* _Document extract_
# West Virginia Help Needed!



## BlakeandLiza (Aug 13, 2009)

SGSR is starting to get established in WV, but we desperately need people to call on to do temp tests, home visits and transports...foster homes would be wonderful too! :help:

Please email me at [email protected] if you are able to help in any part of WV. 

We would love to help more WV dogs, but we need help to make that happen!

THANK YOU!!!!


----------



## JeanKBBMMMAAN (May 11, 2005)

How does the rescue get to know dogs when they are in multiple states? Like vet and behavioral evals etc? We always have to go to Meet/Greets with the dogs in centralized locations so that more than one person has eyes and hands on the dog. It also makes it easier when doing home visits you can recommend dogs you've met that are a match. 

I don't know how rescues that are spread out do this? What is in place of that?


----------



## WVGSD (Nov 28, 2006)

* _To-do list_
1) Please quote the West Virginia rescue thread word for word, starting at "THANK YOU!!!!" and ending at "place of that?".
2) In the West Virginia rescue thread, what kinds of help does the opening post say SGSR needs people for?
The lines that come next aren't needed for any of this.

* _Data segment_

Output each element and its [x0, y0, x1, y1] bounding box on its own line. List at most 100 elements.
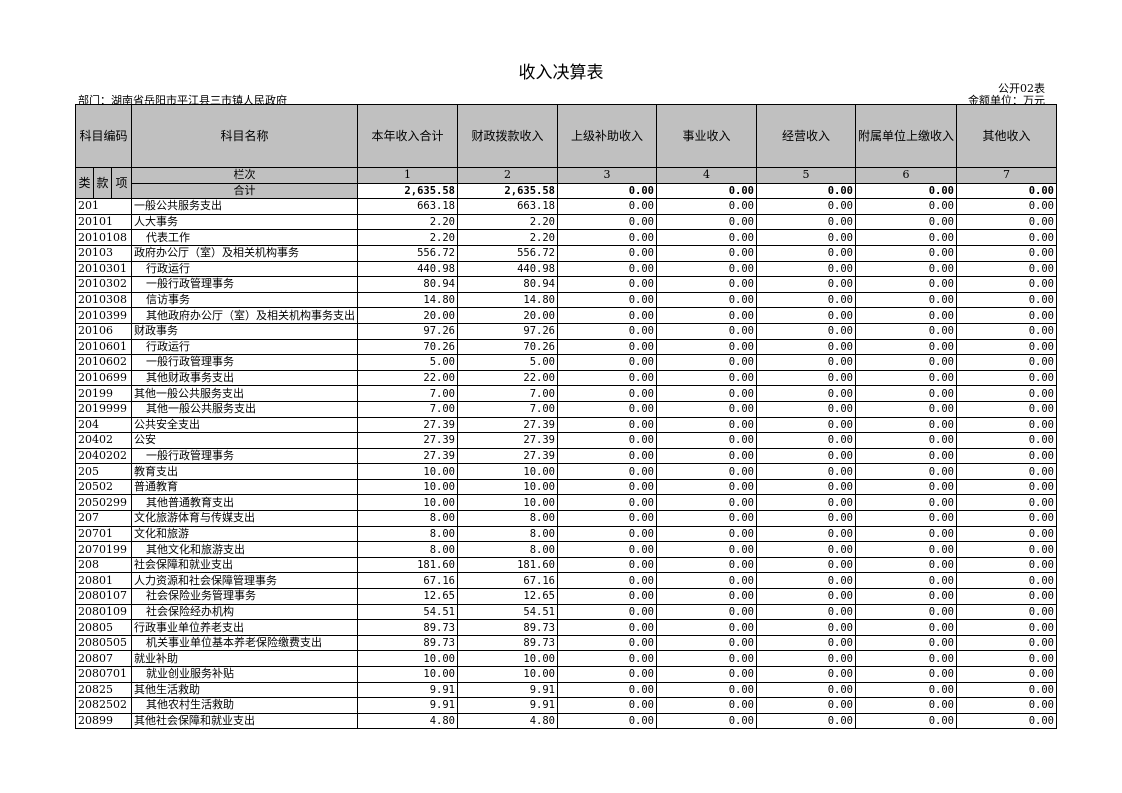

* _Results in order_
1)
THANK YOU!!!!


----------



## JeanKBBMMMAAN (May 11, 2005)

How does the rescue get to know dogs when they are in multiple states? Like vet and behavioral evals etc? We always have to go to Meet/Greets with the dogs in centralized locations so that more than one person has eyes and hands on the dog. It also makes it easier when doing home visits you can recommend dogs you've met that are a match. 

I don't know how rescues that are spread out do this? What is in place of that?

2) Temp tests, home visits, and transports, and foster homes would also be welcome.